INSTRUCTIONS FOR THE TASK:
Reply with nothing except the number of lines that contain the word "radio".
-- Start of ENTRIES SUPPLIED --
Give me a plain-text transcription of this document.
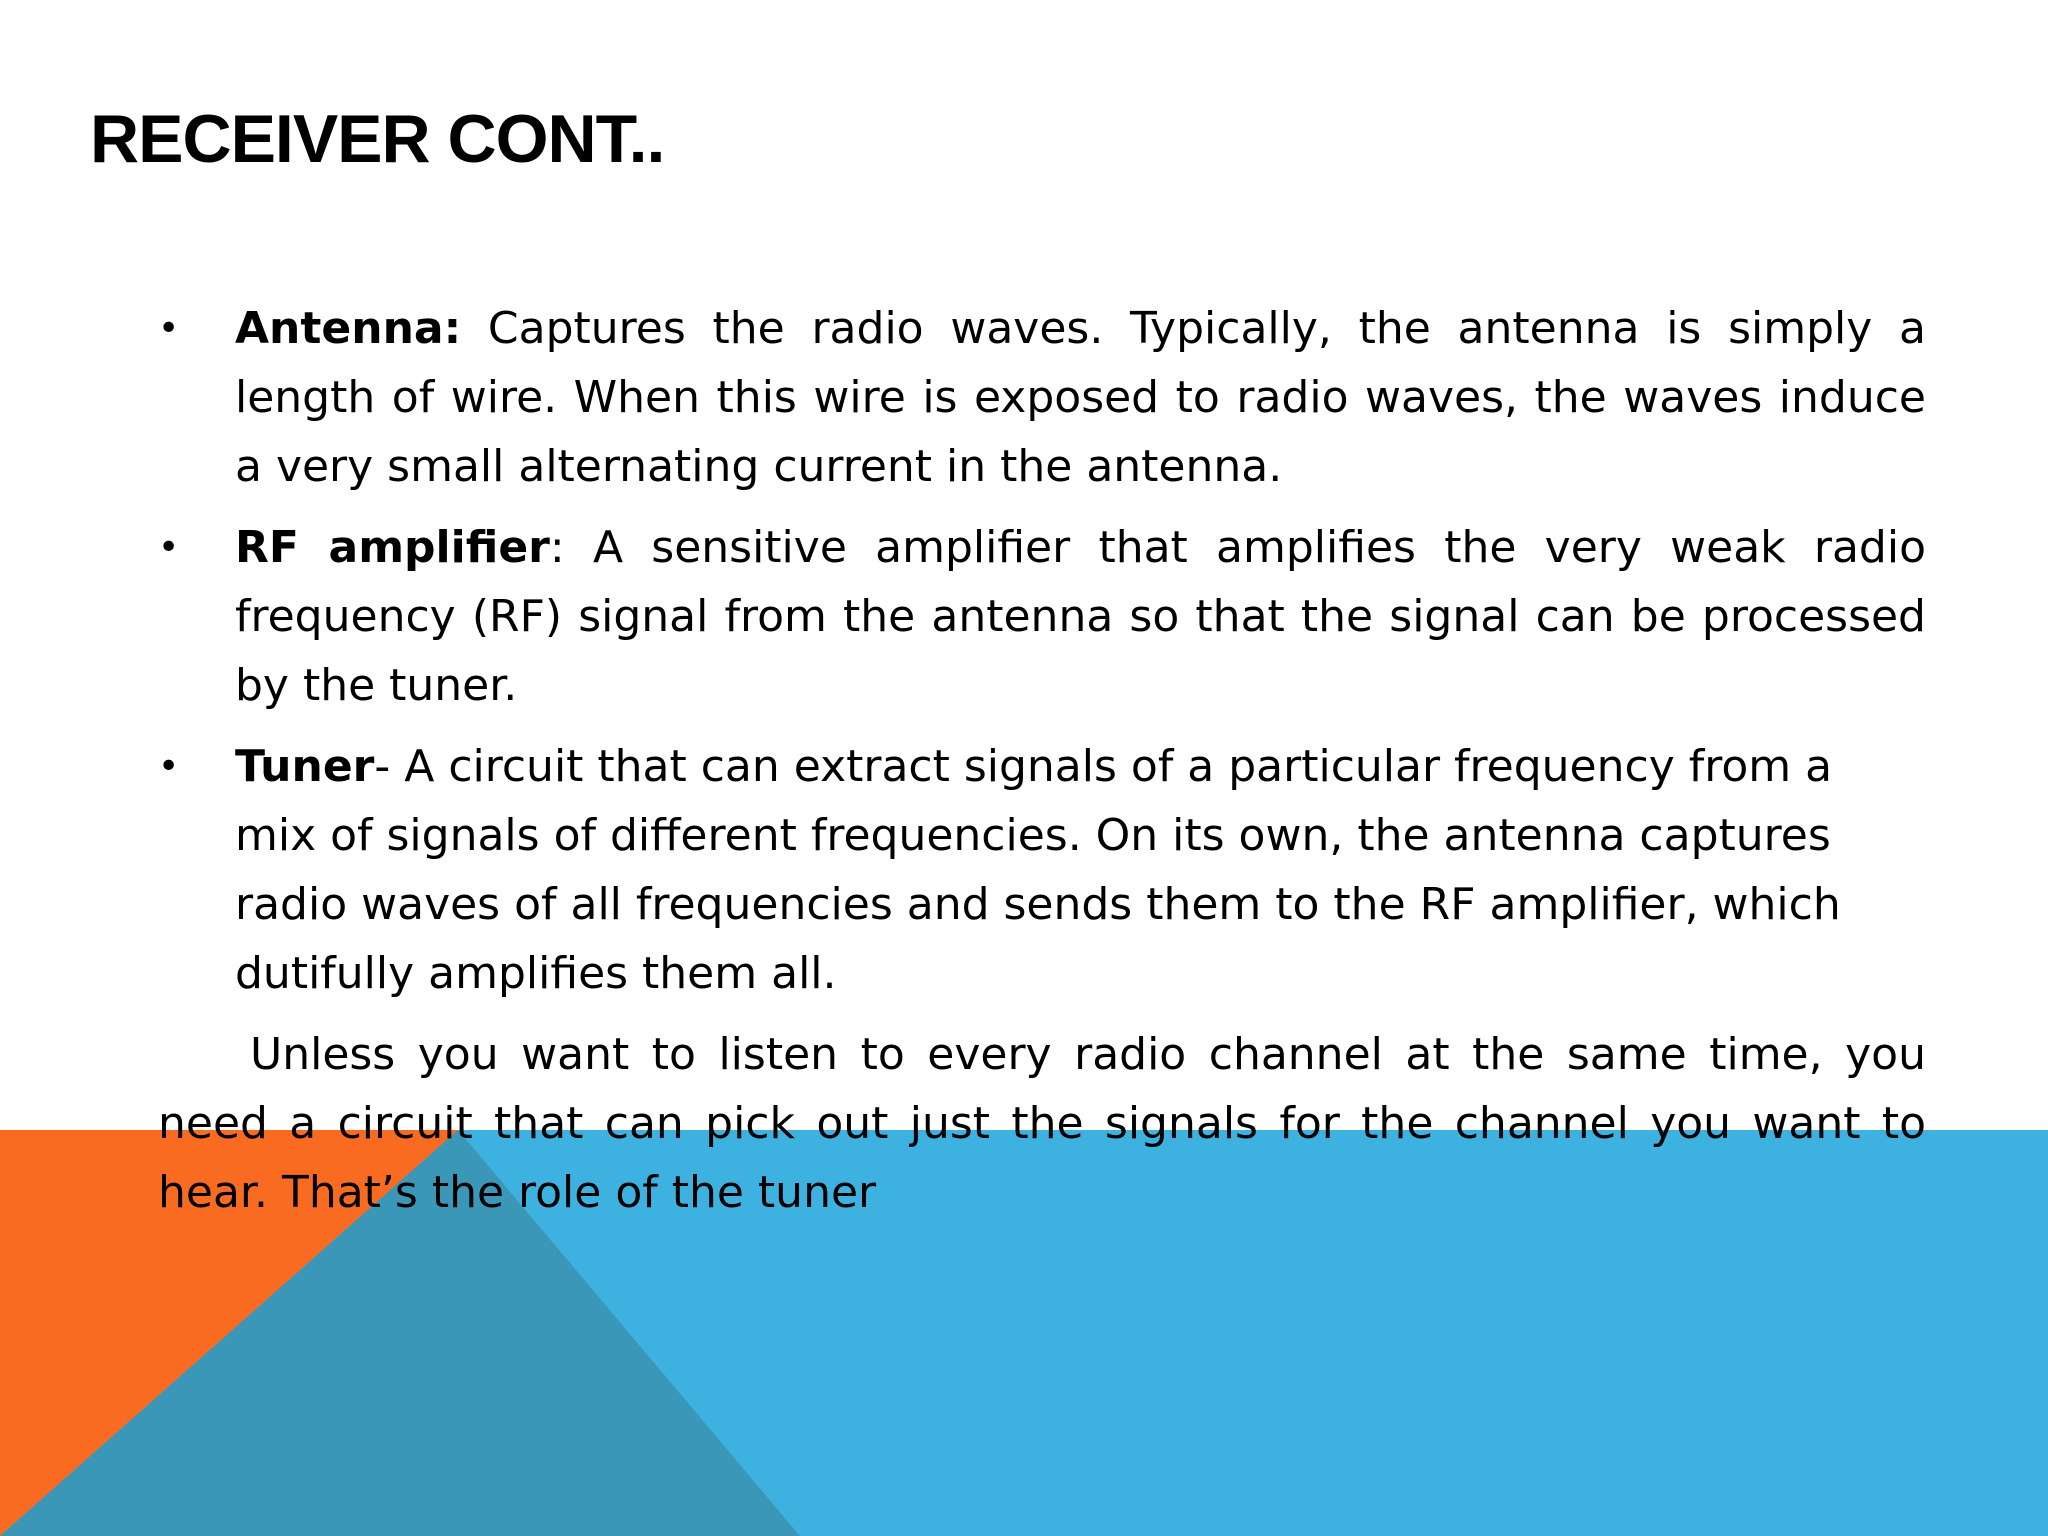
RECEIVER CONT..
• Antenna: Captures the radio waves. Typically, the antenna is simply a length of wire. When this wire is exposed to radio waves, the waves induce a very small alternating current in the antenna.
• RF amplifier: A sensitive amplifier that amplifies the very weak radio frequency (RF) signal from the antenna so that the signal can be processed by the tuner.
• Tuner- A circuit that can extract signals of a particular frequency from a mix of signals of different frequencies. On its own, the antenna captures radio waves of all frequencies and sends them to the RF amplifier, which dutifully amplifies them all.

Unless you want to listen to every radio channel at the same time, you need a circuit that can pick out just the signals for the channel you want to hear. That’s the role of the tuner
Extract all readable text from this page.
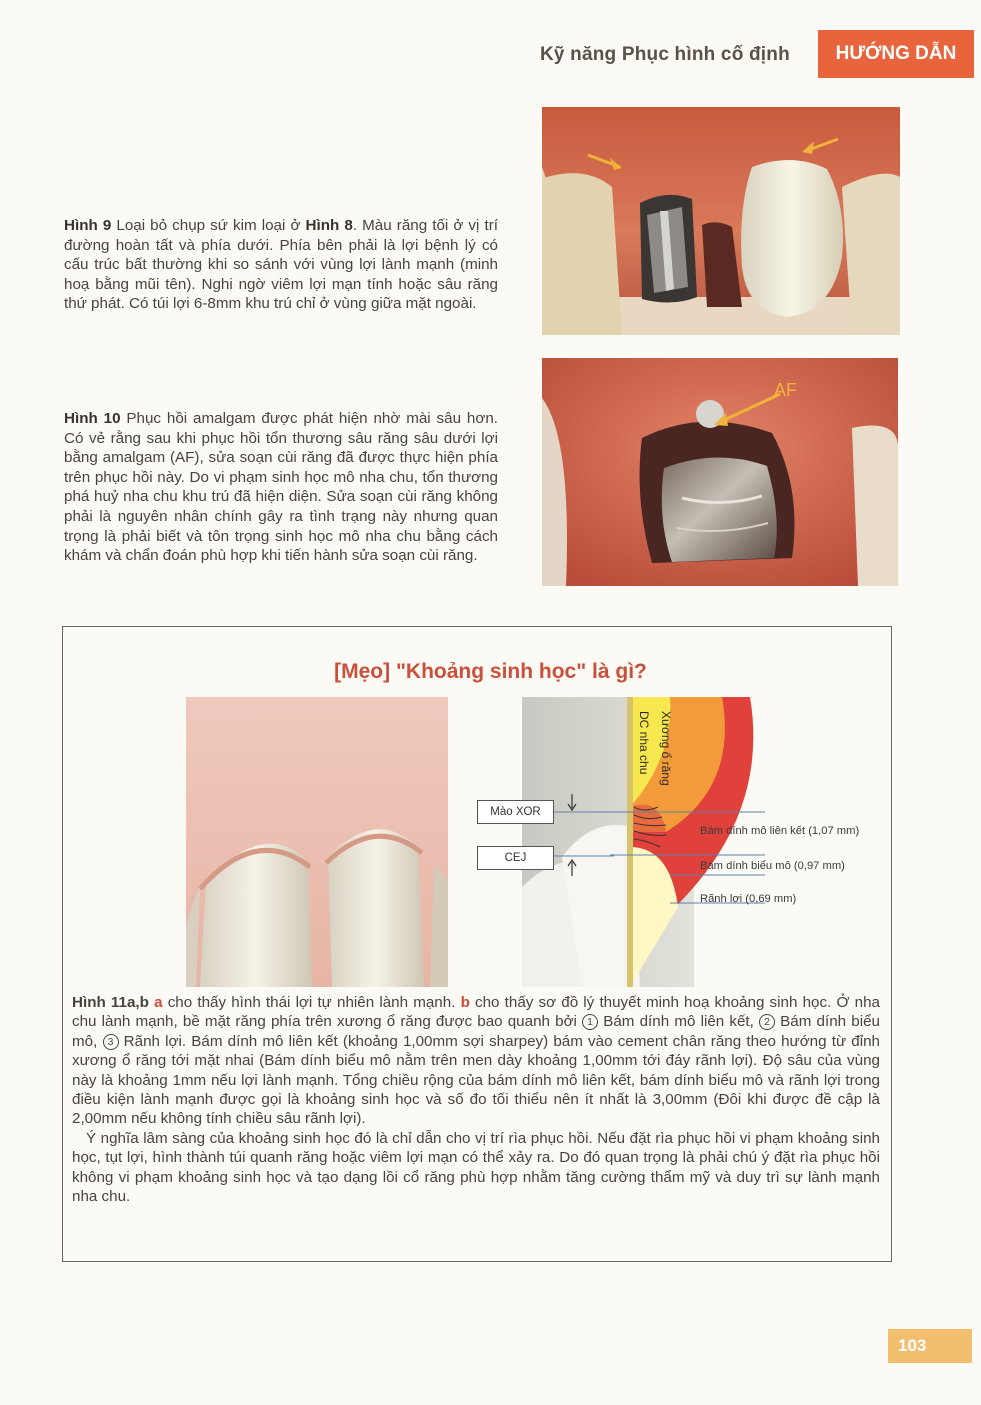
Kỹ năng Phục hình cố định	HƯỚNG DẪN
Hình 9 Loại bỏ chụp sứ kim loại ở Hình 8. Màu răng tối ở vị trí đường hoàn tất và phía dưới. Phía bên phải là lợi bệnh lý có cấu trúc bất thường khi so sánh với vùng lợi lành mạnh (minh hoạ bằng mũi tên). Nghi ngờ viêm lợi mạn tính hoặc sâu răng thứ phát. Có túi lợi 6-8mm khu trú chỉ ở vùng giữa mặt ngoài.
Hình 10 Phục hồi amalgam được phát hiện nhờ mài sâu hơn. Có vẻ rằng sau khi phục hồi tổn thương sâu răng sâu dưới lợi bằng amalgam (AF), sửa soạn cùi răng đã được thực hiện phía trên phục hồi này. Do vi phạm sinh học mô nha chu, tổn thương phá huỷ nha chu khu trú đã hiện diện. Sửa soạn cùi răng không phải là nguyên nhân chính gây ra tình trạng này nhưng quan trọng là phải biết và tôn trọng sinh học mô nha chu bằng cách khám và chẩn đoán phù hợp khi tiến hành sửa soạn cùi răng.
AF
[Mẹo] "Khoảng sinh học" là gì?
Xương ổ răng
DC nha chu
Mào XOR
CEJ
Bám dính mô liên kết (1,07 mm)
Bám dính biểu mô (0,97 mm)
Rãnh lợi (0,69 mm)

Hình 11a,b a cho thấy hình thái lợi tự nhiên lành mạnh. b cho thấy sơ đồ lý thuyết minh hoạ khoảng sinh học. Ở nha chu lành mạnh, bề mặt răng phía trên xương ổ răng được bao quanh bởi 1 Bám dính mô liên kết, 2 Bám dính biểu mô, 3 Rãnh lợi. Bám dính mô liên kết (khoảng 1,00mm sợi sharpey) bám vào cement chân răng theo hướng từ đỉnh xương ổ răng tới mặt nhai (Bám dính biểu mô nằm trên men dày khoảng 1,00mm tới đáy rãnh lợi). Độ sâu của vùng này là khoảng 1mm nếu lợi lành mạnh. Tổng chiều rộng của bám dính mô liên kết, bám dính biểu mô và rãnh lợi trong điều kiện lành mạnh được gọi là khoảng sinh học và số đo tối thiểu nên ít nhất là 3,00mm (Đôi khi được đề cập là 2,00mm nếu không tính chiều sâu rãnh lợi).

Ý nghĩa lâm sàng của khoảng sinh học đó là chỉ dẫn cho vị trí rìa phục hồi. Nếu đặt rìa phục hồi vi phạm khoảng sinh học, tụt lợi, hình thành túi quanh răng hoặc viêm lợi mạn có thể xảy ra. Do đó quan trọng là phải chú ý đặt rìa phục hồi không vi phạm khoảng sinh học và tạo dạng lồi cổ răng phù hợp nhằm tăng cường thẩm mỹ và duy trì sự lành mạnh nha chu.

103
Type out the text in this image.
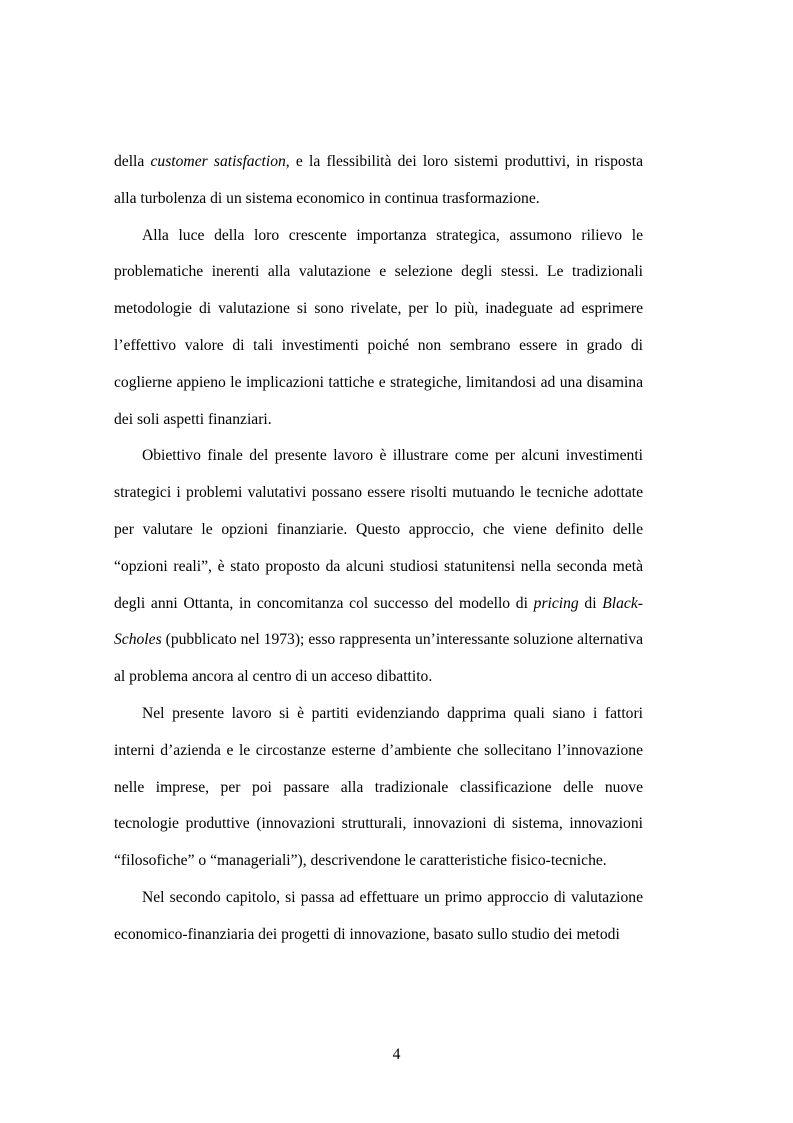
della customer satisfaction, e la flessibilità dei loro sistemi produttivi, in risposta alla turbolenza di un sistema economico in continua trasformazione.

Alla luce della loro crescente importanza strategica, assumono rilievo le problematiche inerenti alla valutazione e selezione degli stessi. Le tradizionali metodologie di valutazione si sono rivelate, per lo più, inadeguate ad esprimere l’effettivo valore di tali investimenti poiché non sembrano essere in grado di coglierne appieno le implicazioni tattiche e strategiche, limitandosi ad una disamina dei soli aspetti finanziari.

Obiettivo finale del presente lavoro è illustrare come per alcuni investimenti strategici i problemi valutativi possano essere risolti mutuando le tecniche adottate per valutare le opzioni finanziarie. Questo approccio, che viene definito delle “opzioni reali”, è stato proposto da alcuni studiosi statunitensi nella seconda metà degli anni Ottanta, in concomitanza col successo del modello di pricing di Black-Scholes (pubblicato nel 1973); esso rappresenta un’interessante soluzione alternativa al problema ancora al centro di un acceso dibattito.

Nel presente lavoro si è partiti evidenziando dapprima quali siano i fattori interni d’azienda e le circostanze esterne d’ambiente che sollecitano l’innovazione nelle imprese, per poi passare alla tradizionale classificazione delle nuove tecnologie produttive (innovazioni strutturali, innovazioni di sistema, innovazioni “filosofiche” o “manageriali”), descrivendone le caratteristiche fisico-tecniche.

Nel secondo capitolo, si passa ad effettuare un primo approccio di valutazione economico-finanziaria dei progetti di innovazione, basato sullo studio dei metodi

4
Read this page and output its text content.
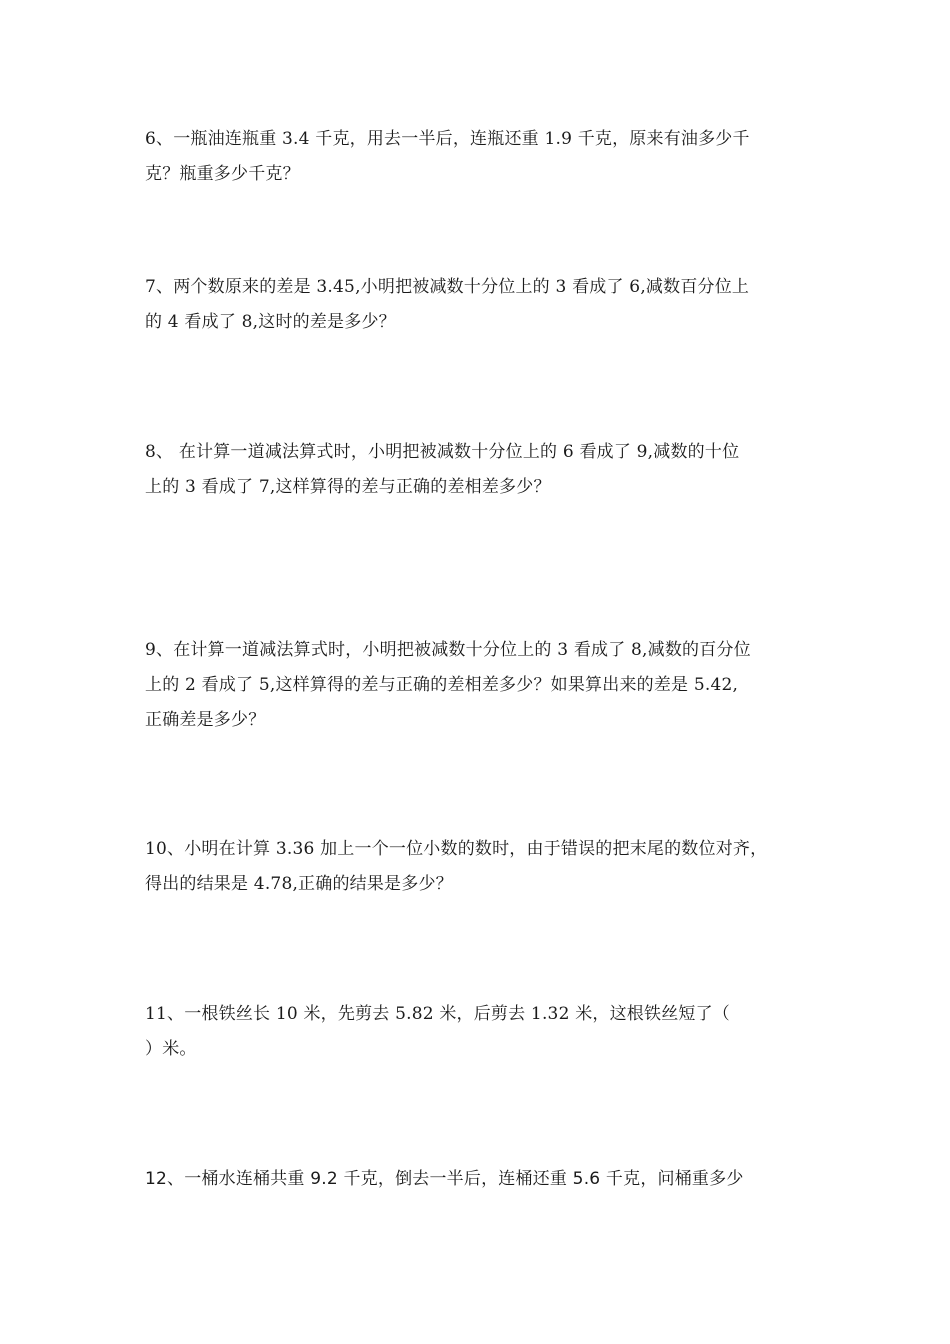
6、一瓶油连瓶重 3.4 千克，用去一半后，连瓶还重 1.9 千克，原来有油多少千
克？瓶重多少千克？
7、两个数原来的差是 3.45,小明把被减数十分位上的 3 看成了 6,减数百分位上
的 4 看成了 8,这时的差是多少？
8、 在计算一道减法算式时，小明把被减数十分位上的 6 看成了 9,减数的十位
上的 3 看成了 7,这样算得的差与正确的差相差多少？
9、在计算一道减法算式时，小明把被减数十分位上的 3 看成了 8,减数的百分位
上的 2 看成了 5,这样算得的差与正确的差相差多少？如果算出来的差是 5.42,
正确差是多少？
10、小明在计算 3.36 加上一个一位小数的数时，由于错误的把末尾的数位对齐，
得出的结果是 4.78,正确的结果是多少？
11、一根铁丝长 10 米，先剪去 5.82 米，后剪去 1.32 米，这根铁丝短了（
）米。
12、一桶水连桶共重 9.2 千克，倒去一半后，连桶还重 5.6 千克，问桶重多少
-- End of ENTRIES SUPPLIED --
FINISHED EXERCISE:
4